[Stored items]
___

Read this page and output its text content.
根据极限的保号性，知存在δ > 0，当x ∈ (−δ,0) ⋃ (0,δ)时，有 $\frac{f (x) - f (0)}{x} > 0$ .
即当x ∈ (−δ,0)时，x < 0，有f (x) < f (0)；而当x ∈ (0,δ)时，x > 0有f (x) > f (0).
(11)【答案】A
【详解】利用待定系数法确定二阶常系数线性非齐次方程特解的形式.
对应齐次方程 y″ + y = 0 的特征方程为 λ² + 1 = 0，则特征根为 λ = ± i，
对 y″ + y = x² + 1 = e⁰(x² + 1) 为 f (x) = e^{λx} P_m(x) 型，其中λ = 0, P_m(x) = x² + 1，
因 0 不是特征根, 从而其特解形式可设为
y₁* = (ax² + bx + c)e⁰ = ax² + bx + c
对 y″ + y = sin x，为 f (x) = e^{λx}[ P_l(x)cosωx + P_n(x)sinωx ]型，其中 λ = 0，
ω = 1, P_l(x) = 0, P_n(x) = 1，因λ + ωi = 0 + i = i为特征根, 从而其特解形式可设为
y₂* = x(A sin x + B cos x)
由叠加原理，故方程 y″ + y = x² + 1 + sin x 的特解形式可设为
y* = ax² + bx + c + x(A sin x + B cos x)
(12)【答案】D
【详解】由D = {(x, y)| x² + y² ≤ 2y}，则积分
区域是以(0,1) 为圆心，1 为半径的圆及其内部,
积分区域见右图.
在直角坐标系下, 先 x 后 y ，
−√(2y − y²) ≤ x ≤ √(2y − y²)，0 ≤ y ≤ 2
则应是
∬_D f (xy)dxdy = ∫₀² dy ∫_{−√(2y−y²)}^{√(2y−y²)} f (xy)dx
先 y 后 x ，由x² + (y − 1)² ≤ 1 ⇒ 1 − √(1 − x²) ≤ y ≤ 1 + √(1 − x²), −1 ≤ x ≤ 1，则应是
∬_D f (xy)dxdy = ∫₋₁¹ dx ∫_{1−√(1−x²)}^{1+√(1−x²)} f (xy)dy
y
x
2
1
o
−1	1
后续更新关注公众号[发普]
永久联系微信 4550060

___

**Task goal:** Every entry should be output exactly as written, please.

**Task solution:**
Read this page and output its text content.
根据极限的保号性，知存在δ > 0，当x ∈ (−δ,0) ⋃ (0,δ)时，有 $\frac{f (x) - f (0)}{x} > 0$ .
即当x ∈ (−δ,0)时，x < 0，有f (x) < f (0)；而当x ∈ (0,δ)时，x > 0有f (x) > f (0).
(11)【答案】A
【详解】利用待定系数法确定二阶常系数线性非齐次方程特解的形式.
对应齐次方程 y″ + y = 0 的特征方程为 λ² + 1 = 0，则特征根为 λ = ± i，
对 y″ + y = x² + 1 = e⁰(x² + 1) 为 f (x) = e^{λx} P_m(x) 型，其中λ = 0, P_m(x) = x² + 1，
因 0 不是特征根, 从而其特解形式可设为
y₁* = (ax² + bx + c)e⁰ = ax² + bx + c
对 y″ + y = sin x，为 f (x) = e^{λx}[ P_l(x)cosωx + P_n(x)sinωx ]型，其中 λ = 0，
ω = 1, P_l(x) = 0, P_n(x) = 1，因λ + ωi = 0 + i = i为特征根, 从而其特解形式可设为
y₂* = x(A sin x + B cos x)
由叠加原理，故方程 y″ + y = x² + 1 + sin x 的特解形式可设为
y* = ax² + bx + c + x(A sin x + B cos x)
(12)【答案】D
【详解】由D = {(x, y)| x² + y² ≤ 2y}，则积分
区域是以(0,1) 为圆心，1 为半径的圆及其内部,
积分区域见右图.
在直角坐标系下, 先 x 后 y ，
−√(2y − y²) ≤ x ≤ √(2y − y²)，0 ≤ y ≤ 2
则应是
∬_D f (xy)dxdy = ∫₀² dy ∫_{−√(2y−y²)}^{√(2y−y²)} f (xy)dx
先 y 后 x ，由x² + (y − 1)² ≤ 1 ⇒ 1 − √(1 − x²) ≤ y ≤ 1 + √(1 − x²), −1 ≤ x ≤ 1，则应是
∬_D f (xy)dxdy = ∫₋₁¹ dx ∫_{1−√(1−x²)}^{1+√(1−x²)} f (xy)dy
y
x
2
1
o
−1	1
后续更新关注公众号[发普]
永久联系微信 4550060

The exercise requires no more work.